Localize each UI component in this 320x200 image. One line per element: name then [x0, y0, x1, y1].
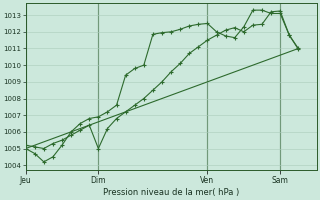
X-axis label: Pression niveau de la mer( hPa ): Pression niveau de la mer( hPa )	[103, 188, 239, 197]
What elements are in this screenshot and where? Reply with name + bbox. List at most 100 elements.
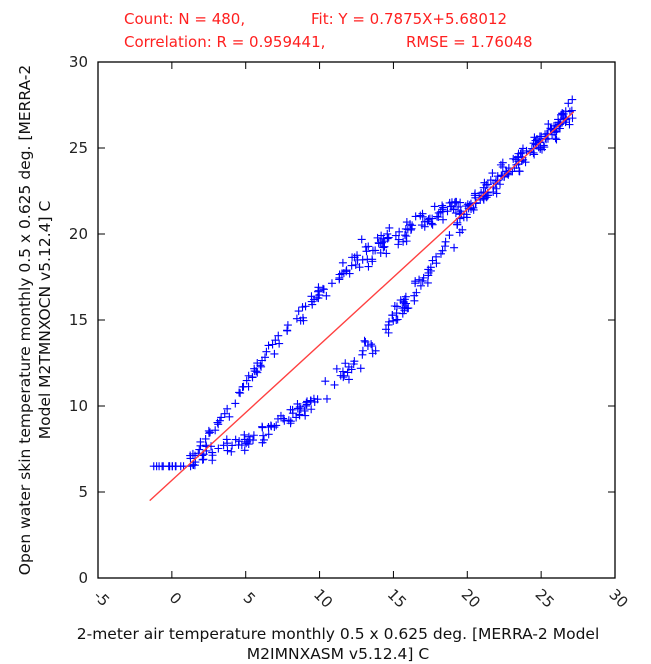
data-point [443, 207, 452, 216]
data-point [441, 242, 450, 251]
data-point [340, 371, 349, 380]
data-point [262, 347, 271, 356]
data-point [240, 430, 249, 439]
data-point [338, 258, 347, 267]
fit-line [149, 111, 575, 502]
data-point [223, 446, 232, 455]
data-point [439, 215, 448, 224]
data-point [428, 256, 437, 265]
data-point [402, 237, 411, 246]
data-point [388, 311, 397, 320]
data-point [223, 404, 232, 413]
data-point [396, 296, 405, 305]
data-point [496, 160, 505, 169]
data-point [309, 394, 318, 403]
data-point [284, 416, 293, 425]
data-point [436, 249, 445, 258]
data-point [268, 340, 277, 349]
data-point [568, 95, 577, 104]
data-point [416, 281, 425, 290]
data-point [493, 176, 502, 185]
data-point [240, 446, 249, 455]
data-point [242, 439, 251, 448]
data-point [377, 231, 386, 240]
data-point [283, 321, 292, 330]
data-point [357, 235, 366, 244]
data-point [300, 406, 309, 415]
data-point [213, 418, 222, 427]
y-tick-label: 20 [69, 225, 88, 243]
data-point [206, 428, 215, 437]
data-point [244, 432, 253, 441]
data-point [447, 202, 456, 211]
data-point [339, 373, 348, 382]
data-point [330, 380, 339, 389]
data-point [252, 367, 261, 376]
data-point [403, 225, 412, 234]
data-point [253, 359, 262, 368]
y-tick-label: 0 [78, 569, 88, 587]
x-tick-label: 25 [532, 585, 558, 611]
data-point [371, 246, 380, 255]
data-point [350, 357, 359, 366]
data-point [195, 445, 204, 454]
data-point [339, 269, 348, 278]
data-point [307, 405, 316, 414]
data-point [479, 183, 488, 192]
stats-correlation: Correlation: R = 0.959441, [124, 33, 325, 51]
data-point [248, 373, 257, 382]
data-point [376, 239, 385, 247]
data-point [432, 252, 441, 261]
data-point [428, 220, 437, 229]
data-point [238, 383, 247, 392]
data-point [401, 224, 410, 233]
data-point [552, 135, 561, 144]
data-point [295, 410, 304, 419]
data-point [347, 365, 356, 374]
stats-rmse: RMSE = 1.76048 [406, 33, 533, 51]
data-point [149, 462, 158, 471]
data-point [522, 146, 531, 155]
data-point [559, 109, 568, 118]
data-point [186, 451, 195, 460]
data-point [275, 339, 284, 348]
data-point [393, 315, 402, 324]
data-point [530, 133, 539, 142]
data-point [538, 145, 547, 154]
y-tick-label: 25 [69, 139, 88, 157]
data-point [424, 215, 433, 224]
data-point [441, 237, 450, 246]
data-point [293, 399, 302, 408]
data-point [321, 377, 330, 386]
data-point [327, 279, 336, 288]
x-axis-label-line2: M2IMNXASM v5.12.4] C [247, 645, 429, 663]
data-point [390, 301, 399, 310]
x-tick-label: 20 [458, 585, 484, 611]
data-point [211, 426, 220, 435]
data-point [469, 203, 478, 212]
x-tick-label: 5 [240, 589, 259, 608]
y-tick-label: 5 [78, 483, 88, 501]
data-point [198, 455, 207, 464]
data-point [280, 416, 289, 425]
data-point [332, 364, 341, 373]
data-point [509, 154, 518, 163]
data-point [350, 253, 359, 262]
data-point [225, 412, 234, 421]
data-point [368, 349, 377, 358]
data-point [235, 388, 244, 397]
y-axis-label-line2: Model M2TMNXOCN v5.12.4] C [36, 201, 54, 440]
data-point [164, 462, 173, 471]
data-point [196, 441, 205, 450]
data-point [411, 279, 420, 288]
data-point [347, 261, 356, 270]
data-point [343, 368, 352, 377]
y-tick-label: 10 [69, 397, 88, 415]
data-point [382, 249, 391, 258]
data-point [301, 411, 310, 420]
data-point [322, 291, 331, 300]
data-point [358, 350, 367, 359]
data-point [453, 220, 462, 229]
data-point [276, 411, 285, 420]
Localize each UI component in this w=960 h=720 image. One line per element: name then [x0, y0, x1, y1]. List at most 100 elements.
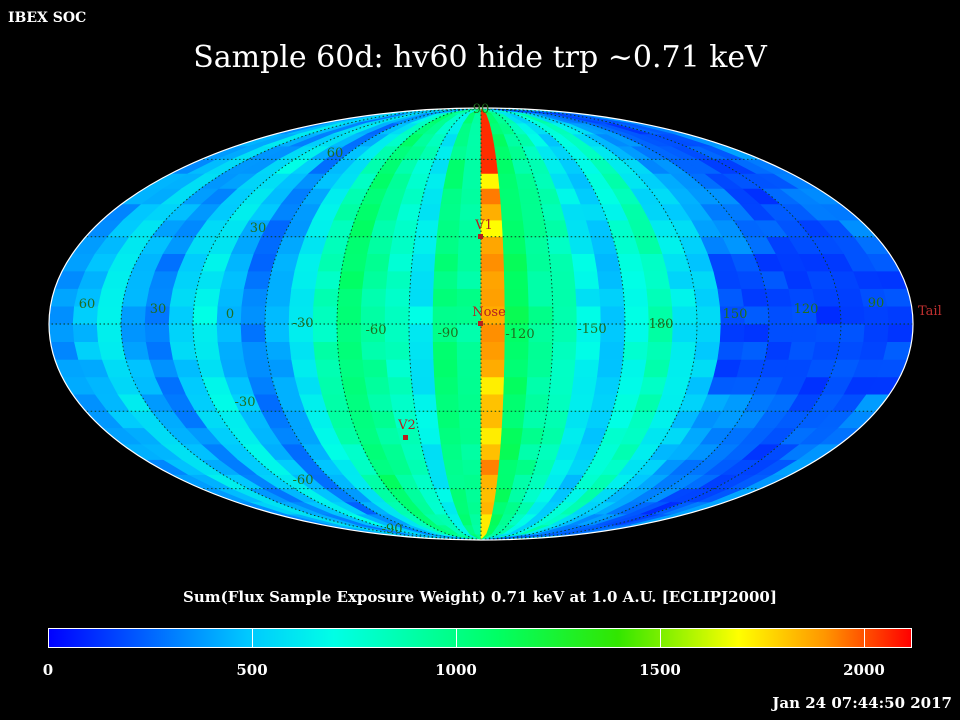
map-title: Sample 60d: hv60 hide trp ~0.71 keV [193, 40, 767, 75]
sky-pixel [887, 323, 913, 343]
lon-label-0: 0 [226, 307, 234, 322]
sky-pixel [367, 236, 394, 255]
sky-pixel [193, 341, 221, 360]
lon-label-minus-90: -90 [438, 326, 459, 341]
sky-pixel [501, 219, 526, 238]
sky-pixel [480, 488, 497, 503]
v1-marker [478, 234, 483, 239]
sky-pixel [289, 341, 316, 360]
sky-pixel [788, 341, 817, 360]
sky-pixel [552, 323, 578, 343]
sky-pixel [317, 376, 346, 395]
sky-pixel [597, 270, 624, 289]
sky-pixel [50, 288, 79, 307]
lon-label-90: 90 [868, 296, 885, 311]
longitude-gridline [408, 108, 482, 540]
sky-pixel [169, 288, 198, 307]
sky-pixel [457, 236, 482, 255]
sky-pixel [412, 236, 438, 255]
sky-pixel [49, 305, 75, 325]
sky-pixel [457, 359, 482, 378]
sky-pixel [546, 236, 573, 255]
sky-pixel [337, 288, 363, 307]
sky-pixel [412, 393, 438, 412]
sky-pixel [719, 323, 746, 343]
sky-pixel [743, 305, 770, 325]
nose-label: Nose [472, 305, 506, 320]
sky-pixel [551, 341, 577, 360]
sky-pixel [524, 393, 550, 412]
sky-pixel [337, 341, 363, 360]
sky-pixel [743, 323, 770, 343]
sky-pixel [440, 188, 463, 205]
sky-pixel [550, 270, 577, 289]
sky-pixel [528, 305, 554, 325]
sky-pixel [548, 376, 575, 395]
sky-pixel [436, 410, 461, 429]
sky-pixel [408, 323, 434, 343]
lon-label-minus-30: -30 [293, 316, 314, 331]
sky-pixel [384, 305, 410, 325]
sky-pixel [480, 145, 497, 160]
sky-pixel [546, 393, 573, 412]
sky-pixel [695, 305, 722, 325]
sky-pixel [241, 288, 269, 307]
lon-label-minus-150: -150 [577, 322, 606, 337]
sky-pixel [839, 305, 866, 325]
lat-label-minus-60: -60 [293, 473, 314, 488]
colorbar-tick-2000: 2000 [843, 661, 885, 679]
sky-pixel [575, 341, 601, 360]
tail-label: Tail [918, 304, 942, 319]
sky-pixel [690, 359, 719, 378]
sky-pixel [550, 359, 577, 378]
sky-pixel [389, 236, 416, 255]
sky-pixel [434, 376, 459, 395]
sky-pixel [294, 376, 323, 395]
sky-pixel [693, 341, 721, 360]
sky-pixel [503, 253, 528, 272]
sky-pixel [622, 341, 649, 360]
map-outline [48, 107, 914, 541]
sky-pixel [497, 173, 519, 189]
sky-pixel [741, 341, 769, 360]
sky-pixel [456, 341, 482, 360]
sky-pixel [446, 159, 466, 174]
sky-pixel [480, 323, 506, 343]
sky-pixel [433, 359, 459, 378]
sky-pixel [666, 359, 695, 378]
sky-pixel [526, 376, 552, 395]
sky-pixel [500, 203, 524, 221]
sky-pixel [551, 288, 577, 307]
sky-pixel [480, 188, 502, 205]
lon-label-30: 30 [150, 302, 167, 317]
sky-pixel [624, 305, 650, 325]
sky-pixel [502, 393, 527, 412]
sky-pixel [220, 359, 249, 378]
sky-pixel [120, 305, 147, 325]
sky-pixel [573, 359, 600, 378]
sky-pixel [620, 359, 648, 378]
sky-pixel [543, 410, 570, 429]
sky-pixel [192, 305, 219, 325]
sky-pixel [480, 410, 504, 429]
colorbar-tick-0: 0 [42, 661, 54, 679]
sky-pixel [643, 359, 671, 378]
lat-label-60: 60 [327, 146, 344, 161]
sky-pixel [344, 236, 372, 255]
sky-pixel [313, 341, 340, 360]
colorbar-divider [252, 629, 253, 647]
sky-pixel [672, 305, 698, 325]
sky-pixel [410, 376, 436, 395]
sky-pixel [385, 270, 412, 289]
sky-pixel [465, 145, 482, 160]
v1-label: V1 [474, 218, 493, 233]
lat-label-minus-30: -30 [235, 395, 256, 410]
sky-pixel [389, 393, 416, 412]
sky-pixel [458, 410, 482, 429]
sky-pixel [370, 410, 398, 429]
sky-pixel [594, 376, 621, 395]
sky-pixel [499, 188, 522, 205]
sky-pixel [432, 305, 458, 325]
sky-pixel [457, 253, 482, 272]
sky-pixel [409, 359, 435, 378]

_ _ _ _ _

▸ Goal
Copy the rows above verbatim, from the line containing "data-point [443, 207, 452, 216]" through the line containing "data-point [327, 279, 336, 288]", with both of those lines included.

▸ Task solution
data-point [443, 207, 452, 216]
data-point [441, 242, 450, 251]
data-point [340, 371, 349, 380]
data-point [262, 347, 271, 356]
data-point [240, 430, 249, 439]
data-point [338, 258, 347, 267]
fit-line [149, 111, 575, 502]
data-point [223, 446, 232, 455]
data-point [439, 215, 448, 224]
data-point [428, 256, 437, 265]
data-point [402, 237, 411, 246]
data-point [388, 311, 397, 320]
data-point [223, 404, 232, 413]
data-point [396, 296, 405, 305]
data-point [496, 160, 505, 169]
data-point [309, 394, 318, 403]
data-point [284, 416, 293, 425]
data-point [436, 249, 445, 258]
data-point [268, 340, 277, 349]
data-point [568, 95, 577, 104]
data-point [416, 281, 425, 290]
data-point [493, 176, 502, 185]
data-point [240, 446, 249, 455]
data-point [242, 439, 251, 448]
data-point [377, 231, 386, 240]
data-point [283, 321, 292, 330]
data-point [357, 235, 366, 244]
data-point [300, 406, 309, 415]
data-point [213, 418, 222, 427]
y-tick-label: 20 [69, 225, 88, 243]
data-point [206, 428, 215, 437]
data-point [244, 432, 253, 441]
data-point [447, 202, 456, 211]
data-point [339, 373, 348, 382]
data-point [330, 380, 339, 389]
data-point [252, 367, 261, 376]
data-point [403, 225, 412, 234]
data-point [253, 359, 262, 368]
y-tick-label: 0 [78, 569, 88, 587]
x-tick-label: 25 [532, 585, 558, 611]
data-point [371, 246, 380, 255]
data-point [350, 357, 359, 366]
data-point [195, 445, 204, 454]
data-point [339, 269, 348, 278]
data-point [307, 405, 316, 414]
data-point [479, 183, 488, 192]
stats-correlation: Correlation: R = 0.959441, [124, 33, 325, 51]
data-point [248, 373, 257, 382]
data-point [376, 239, 385, 247]
data-point [432, 252, 441, 261]
data-point [428, 220, 437, 229]
data-point [238, 383, 247, 392]
data-point [401, 224, 410, 233]
data-point [552, 135, 561, 144]
data-point [295, 410, 304, 419]
data-point [347, 365, 356, 374]
stats-rmse: RMSE = 1.76048 [406, 33, 533, 51]
data-point [149, 462, 158, 471]
data-point [522, 146, 531, 155]
data-point [559, 109, 568, 118]
data-point [186, 451, 195, 460]
data-point [275, 339, 284, 348]
data-point [393, 315, 402, 324]
data-point [530, 133, 539, 142]
data-point [538, 145, 547, 154]
y-tick-label: 25 [69, 139, 88, 157]
data-point [424, 215, 433, 224]
data-point [441, 237, 450, 246]
data-point [293, 399, 302, 408]
data-point [321, 377, 330, 386]
data-point [327, 279, 336, 288]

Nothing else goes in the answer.